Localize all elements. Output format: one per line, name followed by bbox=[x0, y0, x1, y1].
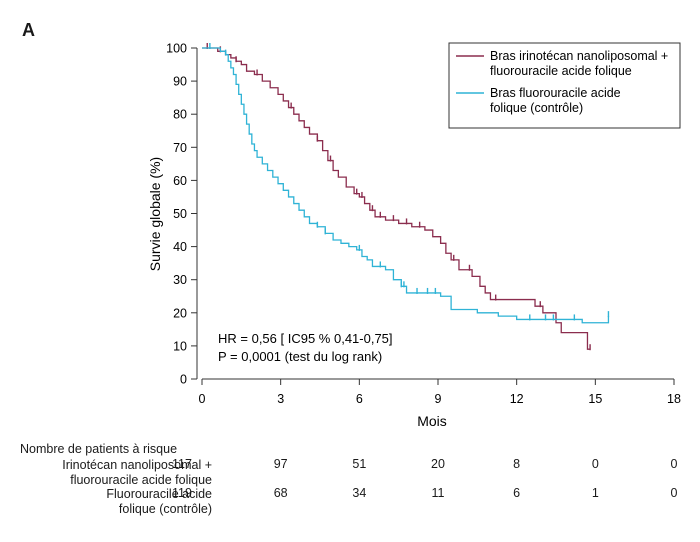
axes: 0 3 6 9 12 15 18 0 10 20 30 40 50 60 70 80 90 100 bbox=[166, 42, 681, 407]
risk-value: 8 bbox=[513, 457, 521, 471]
legend-label-1: fluorouracile acide folique bbox=[490, 64, 632, 78]
risk-value: 11 bbox=[431, 486, 445, 500]
x-tick-label: 15 bbox=[588, 392, 602, 406]
x-tick-label: 9 bbox=[435, 392, 442, 406]
y-tick-label: 80 bbox=[173, 108, 187, 122]
risk-value: 1 bbox=[591, 486, 599, 500]
y-tick-label: 20 bbox=[173, 306, 187, 320]
y-tick-label: 50 bbox=[173, 207, 187, 221]
risk-value: 97 bbox=[273, 457, 288, 471]
risk-row-label-treatment: Irinotécan nanoliposomal + fluorouracile… bbox=[18, 458, 212, 488]
y-tick-label: 60 bbox=[173, 174, 187, 188]
risk-row-label-line: Fluorouracile acide bbox=[106, 487, 212, 501]
y-tick-label: 30 bbox=[173, 273, 187, 287]
panel-label: A bbox=[22, 20, 35, 40]
legend: Bras irinotécan nanoliposomal +fluoroura… bbox=[448, 42, 681, 129]
legend-label-2: folique (contrôle) bbox=[490, 101, 583, 115]
y-tick-label: 90 bbox=[173, 75, 187, 89]
legend-box bbox=[448, 42, 681, 129]
risk-row-label-line: fluorouracile acide folique bbox=[70, 473, 212, 487]
risk-value: 6 bbox=[513, 486, 521, 500]
x-tick-label: 12 bbox=[510, 392, 524, 406]
x-tick-label: 0 bbox=[199, 392, 206, 406]
risk-value: 119 bbox=[172, 486, 192, 500]
risk-value: 34 bbox=[352, 486, 367, 500]
risk-value: 0 bbox=[670, 486, 678, 500]
legend-label-2: Bras fluorouracile acide bbox=[490, 86, 621, 100]
x-tick-label: 3 bbox=[277, 392, 284, 406]
p-value-annotation: P = 0,0001 (test du log rank) bbox=[218, 349, 382, 364]
risk-value: 68 bbox=[273, 486, 288, 500]
y-axis-label: Survie globale (%) bbox=[147, 157, 163, 271]
hr-annotation: HR = 0,56 [ IC95 % 0,41-0,75] bbox=[218, 331, 393, 346]
risk-value: 20 bbox=[431, 457, 445, 471]
y-tick-label: 100 bbox=[166, 42, 187, 56]
x-tick-label: 18 bbox=[667, 392, 681, 406]
y-tick-label: 10 bbox=[173, 339, 187, 353]
x-axis-label: Mois bbox=[417, 413, 447, 429]
legend-label-1: Bras irinotécan nanoliposomal + bbox=[490, 49, 668, 63]
x-tick-label: 6 bbox=[356, 392, 363, 406]
risk-row-label-line: folique (contrôle) bbox=[118, 502, 212, 516]
risk-value: 117 bbox=[172, 457, 192, 471]
y-tick-label: 40 bbox=[173, 240, 187, 254]
risk-row-label-line: Irinotécan nanoliposomal + bbox=[62, 458, 212, 472]
risk-value: 51 bbox=[352, 457, 367, 471]
risk-table-title: Nombre de patients à risque bbox=[20, 442, 178, 456]
risk-value: 0 bbox=[591, 457, 599, 471]
survival-curves bbox=[202, 43, 610, 351]
risk-value: 0 bbox=[670, 457, 678, 471]
risk-row-label-control: Fluorouracile acide folique (contrôle) bbox=[18, 487, 212, 517]
y-tick-label: 0 bbox=[180, 373, 187, 387]
series-line-1 bbox=[202, 47, 591, 350]
y-tick-label: 70 bbox=[173, 141, 187, 155]
series-line-2 bbox=[202, 47, 610, 324]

◆ ◆ ◆

Work instructions: Return every line of the preceding records in which the word "axis" appears.

Result of the exercise:
y-axis-label: Survie globale (%) bbox=[147, 157, 163, 271]
x-axis-label: Mois bbox=[417, 413, 447, 429]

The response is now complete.